# Supplied material:
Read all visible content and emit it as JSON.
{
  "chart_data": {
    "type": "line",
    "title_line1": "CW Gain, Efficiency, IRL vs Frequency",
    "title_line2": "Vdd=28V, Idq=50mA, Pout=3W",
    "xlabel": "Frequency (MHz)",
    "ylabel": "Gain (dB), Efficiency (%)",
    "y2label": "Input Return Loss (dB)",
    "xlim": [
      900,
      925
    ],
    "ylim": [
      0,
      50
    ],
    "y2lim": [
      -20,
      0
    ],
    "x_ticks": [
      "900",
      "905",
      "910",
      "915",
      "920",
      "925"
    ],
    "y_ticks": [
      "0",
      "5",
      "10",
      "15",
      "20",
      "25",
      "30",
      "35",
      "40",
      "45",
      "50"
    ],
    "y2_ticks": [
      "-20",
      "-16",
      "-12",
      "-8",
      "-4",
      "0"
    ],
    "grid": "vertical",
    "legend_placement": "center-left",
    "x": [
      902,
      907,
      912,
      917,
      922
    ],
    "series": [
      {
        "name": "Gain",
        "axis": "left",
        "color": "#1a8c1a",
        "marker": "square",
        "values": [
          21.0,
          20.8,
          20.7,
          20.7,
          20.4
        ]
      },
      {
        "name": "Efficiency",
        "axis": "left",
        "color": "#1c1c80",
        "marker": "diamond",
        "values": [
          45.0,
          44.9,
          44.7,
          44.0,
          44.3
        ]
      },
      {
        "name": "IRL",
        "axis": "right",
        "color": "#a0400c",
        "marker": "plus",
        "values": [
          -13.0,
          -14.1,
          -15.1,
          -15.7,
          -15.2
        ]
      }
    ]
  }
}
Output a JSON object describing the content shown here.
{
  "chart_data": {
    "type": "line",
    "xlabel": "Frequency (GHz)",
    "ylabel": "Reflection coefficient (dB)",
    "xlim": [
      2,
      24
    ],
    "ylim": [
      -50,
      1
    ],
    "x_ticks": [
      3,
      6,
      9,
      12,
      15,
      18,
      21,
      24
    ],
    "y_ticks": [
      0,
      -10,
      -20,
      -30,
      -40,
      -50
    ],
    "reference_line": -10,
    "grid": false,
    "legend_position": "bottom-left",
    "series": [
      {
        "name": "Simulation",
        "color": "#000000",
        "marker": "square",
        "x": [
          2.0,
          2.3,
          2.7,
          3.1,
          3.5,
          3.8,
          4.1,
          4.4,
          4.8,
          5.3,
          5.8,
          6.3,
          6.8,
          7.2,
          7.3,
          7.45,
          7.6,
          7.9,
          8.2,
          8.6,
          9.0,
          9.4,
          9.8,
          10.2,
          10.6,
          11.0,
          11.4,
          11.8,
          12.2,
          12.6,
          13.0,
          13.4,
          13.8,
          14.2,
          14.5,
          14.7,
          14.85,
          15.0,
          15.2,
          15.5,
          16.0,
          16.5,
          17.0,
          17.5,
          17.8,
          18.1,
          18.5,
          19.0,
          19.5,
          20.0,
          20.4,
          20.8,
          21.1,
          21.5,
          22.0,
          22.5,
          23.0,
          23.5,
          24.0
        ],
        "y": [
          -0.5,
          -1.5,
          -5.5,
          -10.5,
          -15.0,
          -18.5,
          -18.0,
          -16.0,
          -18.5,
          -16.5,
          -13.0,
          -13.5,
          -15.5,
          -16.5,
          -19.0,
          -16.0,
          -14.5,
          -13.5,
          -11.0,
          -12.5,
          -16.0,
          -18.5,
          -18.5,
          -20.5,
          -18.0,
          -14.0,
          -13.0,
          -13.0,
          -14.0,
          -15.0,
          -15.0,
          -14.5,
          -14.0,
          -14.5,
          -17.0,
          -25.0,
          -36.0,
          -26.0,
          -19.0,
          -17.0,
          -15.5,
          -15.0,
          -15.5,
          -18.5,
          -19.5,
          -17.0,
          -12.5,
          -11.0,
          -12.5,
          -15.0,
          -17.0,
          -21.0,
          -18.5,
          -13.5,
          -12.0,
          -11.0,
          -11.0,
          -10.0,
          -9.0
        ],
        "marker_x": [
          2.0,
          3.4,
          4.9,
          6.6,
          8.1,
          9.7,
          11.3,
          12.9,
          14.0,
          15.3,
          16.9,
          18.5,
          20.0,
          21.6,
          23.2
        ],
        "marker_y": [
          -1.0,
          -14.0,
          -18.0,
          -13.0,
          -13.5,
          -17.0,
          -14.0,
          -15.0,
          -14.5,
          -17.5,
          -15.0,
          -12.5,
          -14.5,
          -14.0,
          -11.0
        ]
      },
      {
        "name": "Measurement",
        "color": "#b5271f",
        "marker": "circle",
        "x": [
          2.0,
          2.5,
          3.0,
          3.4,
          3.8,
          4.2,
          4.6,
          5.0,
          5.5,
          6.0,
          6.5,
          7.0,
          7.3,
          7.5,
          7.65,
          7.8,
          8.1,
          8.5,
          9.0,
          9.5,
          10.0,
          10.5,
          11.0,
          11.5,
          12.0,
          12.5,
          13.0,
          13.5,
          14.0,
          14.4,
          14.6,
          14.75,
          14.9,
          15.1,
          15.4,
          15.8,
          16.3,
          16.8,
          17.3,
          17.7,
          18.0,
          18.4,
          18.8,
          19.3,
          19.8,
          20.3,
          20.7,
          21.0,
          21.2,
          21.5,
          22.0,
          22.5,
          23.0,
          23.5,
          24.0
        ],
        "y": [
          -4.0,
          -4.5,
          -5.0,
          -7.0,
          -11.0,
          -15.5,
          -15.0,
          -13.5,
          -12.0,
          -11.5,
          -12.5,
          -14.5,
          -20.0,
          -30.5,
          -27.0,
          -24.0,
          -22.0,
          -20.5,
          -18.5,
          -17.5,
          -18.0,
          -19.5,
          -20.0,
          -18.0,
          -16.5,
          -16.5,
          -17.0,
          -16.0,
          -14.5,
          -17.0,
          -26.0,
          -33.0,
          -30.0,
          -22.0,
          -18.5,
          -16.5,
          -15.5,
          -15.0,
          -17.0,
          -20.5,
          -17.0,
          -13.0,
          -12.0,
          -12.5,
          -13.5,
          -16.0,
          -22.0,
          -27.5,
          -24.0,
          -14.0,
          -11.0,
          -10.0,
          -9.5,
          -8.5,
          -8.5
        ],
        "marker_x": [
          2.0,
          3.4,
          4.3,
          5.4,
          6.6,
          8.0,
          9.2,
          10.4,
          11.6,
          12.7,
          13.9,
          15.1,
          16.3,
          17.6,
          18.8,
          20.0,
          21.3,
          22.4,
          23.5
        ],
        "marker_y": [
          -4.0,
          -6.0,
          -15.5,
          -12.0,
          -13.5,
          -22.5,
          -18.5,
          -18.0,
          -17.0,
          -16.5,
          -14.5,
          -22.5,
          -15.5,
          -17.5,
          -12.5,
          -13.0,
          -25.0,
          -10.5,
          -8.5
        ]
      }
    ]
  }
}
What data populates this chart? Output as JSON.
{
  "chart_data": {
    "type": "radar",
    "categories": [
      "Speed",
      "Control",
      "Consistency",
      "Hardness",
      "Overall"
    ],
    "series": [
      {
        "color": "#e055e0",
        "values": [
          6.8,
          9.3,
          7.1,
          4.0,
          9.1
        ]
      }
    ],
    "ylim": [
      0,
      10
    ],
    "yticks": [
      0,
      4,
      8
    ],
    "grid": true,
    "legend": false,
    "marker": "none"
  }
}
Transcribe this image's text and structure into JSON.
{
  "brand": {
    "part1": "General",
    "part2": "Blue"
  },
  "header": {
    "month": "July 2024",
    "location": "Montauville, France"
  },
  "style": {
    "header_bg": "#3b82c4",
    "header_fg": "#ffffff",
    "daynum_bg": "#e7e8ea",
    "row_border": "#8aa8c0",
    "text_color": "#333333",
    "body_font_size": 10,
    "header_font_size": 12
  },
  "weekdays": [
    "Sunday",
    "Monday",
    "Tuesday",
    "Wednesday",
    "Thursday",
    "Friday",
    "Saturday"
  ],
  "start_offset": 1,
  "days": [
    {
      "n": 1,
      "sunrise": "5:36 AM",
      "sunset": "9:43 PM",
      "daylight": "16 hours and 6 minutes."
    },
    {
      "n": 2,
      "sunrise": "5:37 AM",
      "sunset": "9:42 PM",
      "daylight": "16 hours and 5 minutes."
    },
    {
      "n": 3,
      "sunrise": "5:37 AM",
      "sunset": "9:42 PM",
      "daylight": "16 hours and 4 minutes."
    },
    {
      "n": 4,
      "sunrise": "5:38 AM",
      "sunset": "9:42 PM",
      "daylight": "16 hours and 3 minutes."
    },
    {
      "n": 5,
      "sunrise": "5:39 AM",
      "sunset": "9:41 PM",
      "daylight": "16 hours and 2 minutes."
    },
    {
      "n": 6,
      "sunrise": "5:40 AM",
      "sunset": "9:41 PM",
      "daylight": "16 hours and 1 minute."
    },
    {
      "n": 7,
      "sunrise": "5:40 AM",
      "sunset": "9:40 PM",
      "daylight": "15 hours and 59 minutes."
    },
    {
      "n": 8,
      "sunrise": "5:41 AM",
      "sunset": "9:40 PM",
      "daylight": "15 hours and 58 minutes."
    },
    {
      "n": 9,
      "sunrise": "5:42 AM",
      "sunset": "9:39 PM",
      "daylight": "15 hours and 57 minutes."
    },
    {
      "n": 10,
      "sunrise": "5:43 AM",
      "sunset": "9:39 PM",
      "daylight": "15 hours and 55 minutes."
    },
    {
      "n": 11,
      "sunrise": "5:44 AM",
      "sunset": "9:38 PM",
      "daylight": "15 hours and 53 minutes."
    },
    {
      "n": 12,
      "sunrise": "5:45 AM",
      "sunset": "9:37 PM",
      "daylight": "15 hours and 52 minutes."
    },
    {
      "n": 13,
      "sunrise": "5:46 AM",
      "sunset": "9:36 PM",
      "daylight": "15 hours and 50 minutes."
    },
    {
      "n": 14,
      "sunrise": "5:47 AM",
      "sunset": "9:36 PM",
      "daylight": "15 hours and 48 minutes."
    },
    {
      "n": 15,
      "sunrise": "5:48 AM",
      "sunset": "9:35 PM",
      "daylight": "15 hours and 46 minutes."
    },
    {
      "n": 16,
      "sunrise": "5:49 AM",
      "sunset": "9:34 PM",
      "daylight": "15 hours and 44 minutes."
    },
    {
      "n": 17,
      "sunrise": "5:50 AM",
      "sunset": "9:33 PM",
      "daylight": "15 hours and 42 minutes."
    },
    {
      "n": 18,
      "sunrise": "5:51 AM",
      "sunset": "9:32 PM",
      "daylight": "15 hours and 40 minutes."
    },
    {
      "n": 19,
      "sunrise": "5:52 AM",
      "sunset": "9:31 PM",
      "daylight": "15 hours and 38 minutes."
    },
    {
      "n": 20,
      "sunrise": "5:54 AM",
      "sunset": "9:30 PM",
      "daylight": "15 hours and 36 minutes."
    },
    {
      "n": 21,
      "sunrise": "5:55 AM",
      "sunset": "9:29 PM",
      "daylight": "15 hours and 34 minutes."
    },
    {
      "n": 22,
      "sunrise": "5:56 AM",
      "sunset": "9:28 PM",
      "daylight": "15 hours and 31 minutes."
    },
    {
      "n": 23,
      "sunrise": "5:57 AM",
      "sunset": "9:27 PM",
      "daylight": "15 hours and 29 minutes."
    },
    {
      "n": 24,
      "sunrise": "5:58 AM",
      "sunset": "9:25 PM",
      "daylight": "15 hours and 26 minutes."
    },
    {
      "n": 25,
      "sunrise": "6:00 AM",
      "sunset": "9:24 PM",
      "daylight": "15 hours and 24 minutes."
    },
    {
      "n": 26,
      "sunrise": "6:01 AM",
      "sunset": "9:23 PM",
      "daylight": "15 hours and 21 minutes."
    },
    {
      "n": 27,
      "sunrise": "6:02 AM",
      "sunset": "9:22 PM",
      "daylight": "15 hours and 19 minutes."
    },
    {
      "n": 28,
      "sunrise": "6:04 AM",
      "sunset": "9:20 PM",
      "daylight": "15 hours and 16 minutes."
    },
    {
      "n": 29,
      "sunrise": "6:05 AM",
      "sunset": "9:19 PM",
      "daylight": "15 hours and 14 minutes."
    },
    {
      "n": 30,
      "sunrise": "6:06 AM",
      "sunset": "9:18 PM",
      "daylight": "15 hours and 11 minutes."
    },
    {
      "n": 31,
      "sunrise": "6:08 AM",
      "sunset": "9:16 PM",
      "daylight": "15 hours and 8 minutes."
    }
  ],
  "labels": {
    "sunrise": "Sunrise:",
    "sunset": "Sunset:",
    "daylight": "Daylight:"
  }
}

# Task instructions:
Show each line in the entries that holds the string "Gain".

# The completed task:
    "title_line1": "CW Gain, Efficiency, IRL vs Frequency",
    "ylabel": "Gain (dB), Efficiency (%)",
        "name": "Gain",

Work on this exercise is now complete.